Goal: Give only the number of lines that hold the word "name".

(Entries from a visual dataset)
§

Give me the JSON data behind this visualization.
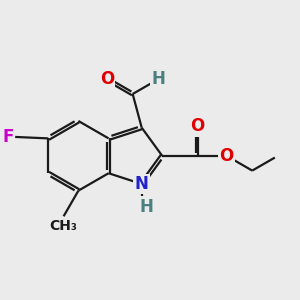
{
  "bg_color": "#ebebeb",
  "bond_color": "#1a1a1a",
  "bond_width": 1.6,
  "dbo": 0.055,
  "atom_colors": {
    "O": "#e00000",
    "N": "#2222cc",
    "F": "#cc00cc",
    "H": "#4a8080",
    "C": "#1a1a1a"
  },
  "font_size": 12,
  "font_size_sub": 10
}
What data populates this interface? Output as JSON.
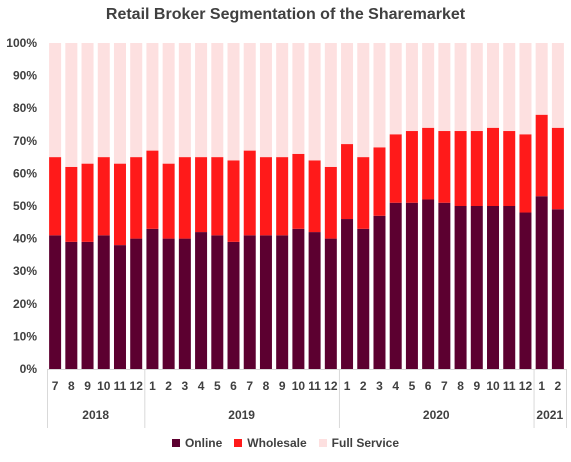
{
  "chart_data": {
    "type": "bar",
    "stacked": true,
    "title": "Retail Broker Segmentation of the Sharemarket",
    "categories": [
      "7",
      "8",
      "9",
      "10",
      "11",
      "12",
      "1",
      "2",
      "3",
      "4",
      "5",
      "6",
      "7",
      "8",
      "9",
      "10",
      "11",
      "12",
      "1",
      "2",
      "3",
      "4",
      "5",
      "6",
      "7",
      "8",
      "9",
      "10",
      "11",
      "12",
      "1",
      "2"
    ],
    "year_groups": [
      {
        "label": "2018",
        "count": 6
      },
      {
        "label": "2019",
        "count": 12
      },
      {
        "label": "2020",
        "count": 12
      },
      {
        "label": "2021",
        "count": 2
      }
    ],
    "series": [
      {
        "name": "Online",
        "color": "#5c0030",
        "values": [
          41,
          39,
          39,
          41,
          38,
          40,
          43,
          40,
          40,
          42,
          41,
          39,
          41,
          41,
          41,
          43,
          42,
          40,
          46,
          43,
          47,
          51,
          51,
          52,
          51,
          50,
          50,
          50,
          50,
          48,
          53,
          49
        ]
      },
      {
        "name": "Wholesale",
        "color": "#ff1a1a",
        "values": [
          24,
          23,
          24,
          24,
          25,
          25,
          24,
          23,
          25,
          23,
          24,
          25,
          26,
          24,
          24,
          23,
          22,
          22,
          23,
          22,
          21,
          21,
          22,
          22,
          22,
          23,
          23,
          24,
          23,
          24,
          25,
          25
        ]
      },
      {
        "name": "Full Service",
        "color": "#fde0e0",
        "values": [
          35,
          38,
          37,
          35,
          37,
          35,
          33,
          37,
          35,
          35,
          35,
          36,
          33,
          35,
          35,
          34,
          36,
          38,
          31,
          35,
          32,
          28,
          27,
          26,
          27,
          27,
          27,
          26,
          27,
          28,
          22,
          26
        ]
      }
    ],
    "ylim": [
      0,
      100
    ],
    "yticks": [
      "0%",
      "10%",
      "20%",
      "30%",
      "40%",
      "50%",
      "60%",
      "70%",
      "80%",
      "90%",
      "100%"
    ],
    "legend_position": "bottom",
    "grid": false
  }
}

§

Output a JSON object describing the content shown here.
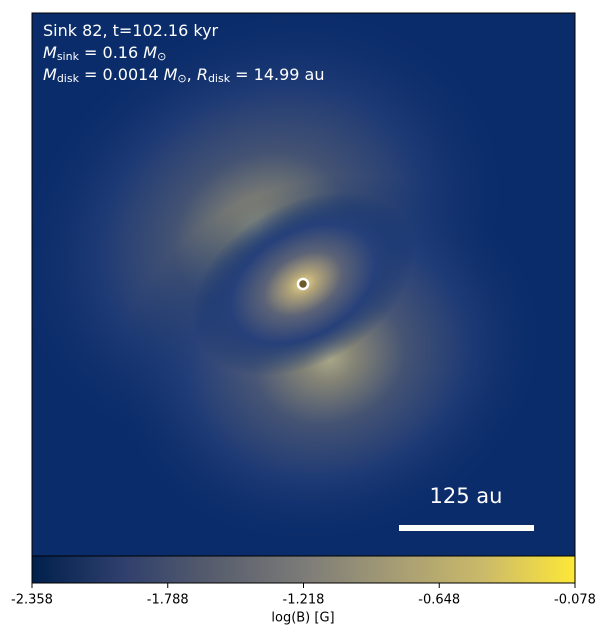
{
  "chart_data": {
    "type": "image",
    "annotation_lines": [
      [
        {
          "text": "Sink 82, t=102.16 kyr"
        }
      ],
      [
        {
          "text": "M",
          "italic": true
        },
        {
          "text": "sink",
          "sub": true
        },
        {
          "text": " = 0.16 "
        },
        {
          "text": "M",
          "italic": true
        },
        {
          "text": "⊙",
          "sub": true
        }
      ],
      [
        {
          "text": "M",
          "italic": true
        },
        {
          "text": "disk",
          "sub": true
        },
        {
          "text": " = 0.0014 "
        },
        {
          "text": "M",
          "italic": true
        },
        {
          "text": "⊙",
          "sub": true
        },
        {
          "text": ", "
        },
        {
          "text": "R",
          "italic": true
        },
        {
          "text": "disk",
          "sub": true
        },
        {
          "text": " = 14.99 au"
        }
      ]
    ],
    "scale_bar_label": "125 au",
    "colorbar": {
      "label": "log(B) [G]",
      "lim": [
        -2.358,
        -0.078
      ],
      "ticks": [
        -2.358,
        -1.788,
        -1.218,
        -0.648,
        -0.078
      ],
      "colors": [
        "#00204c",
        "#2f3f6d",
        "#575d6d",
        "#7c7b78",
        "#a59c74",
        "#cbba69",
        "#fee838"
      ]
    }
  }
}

§

Task solution: 3